━━━ Raw records

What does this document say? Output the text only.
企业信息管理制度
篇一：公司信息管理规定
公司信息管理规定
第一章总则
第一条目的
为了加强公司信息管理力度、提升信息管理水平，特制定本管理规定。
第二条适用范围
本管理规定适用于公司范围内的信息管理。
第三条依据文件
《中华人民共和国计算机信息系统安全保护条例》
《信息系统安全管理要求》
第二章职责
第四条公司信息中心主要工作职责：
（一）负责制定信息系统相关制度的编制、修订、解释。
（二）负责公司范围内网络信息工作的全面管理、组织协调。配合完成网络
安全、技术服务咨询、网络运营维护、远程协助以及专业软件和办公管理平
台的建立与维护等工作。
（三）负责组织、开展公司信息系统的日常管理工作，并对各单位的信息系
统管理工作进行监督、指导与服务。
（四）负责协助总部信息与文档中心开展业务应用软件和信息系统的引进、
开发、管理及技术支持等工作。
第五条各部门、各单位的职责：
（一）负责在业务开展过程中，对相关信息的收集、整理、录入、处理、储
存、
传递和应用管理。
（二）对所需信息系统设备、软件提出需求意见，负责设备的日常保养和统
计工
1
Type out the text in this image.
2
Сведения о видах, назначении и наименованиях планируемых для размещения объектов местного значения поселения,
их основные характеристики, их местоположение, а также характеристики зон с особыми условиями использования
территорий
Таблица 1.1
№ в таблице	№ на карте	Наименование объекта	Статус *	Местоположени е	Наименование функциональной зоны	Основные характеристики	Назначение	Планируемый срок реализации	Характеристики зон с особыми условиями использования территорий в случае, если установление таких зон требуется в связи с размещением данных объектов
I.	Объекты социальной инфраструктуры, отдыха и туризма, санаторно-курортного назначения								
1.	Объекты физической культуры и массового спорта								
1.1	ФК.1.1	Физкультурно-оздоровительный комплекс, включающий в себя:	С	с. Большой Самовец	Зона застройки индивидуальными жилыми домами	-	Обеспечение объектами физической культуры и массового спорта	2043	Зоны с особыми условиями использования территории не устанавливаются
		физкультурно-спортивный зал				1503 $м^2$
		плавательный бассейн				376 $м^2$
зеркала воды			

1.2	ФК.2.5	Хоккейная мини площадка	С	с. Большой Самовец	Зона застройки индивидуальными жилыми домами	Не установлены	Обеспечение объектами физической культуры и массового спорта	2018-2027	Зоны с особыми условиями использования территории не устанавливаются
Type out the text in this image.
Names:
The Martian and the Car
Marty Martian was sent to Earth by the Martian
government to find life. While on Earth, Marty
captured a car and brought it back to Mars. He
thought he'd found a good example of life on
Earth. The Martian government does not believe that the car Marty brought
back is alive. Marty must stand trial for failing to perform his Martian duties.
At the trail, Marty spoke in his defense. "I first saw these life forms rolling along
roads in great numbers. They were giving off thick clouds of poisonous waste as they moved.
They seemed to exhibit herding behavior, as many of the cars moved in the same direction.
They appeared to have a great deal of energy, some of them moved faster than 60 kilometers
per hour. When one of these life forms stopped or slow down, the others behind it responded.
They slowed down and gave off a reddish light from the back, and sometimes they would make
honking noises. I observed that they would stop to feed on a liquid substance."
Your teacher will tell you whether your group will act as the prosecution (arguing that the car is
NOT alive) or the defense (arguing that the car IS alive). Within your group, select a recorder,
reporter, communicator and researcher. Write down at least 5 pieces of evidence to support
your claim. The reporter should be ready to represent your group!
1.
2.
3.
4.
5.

━━━━━━

### What this task involves
Provide the number of lines containing the string "Marty", with no other output.

### Answer to the exercise
5